TASK REQUIREMENTS → Find and copy lines holding "okay".

== == ==

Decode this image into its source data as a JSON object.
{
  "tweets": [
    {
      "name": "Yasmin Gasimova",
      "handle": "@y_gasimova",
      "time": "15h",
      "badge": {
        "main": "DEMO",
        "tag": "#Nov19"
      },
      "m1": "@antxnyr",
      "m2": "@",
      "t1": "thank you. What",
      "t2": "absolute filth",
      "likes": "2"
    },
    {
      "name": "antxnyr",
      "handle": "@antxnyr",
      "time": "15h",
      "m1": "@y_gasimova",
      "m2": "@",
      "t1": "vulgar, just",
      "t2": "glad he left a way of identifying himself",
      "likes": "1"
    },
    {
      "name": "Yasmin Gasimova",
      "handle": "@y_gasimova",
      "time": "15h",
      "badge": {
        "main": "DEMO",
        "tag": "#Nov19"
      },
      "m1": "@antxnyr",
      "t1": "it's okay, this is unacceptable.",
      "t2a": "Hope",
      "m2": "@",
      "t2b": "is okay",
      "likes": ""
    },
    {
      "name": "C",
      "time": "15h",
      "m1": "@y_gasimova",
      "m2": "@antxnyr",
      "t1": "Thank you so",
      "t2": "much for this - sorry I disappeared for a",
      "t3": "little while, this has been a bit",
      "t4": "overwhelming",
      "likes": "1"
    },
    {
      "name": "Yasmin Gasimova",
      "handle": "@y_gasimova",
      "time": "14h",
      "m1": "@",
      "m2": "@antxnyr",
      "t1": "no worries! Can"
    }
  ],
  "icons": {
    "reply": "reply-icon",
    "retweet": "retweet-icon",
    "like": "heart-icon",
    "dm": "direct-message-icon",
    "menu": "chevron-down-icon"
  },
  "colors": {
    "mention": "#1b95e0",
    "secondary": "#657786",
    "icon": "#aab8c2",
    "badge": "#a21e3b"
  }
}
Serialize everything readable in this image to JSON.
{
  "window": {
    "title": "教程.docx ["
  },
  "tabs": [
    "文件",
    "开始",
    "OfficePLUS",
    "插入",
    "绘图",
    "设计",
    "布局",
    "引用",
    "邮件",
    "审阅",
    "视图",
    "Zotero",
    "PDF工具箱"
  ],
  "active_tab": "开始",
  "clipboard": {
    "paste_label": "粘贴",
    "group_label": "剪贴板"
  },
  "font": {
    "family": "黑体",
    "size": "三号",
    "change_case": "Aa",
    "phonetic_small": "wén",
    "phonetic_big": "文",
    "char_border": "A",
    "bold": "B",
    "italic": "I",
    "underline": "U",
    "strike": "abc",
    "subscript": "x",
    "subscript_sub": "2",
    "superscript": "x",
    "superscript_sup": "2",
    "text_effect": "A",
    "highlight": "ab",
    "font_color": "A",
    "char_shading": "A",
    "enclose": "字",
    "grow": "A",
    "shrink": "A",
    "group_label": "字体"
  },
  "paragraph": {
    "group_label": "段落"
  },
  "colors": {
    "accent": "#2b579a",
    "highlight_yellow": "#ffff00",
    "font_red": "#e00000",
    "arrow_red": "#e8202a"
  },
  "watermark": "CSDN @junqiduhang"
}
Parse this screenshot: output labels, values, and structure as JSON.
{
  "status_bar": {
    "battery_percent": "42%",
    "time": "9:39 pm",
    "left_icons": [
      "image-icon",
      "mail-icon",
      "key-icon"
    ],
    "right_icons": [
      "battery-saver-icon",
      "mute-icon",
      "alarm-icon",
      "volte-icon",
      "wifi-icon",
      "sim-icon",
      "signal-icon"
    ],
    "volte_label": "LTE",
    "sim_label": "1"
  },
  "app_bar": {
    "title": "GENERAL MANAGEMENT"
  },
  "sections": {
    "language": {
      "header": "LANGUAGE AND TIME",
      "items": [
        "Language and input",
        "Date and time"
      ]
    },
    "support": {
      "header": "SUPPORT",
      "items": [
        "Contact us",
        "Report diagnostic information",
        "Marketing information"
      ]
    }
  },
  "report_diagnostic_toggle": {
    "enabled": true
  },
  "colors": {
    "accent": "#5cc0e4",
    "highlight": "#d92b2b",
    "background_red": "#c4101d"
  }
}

== == ==

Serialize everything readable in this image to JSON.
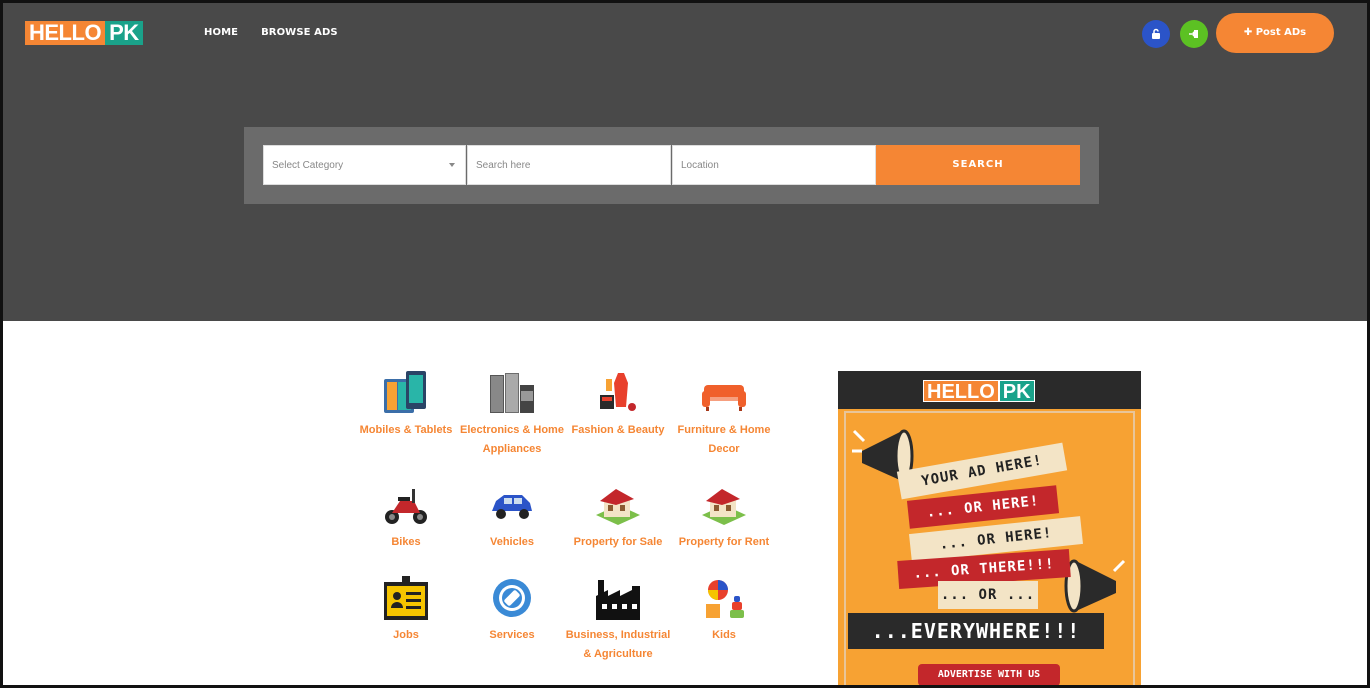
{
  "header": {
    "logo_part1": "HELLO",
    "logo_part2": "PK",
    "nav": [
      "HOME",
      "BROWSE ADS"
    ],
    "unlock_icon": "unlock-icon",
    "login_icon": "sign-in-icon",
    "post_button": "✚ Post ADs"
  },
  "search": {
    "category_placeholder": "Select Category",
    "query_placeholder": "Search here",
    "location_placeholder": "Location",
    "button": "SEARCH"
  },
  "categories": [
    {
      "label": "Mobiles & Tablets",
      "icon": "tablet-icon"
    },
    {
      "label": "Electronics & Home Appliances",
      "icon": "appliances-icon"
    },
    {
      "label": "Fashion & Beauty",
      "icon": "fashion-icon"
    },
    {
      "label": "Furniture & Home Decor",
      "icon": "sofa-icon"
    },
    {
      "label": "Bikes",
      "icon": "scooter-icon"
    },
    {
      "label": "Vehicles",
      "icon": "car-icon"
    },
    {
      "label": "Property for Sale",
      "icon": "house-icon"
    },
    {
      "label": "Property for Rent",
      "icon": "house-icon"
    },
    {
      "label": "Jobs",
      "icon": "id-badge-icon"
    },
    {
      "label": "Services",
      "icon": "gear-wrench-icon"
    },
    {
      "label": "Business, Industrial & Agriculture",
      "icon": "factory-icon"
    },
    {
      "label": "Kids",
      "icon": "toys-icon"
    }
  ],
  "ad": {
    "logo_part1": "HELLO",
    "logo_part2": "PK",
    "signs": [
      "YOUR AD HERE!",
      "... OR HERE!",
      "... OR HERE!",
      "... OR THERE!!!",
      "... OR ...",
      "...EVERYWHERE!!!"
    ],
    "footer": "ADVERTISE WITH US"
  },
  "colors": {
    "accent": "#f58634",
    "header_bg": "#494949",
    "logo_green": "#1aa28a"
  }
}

== == ==

PROBLEM SOLUTION →
      "t1": "it's okay, this is unacceptable.",
      "t2b": "is okay",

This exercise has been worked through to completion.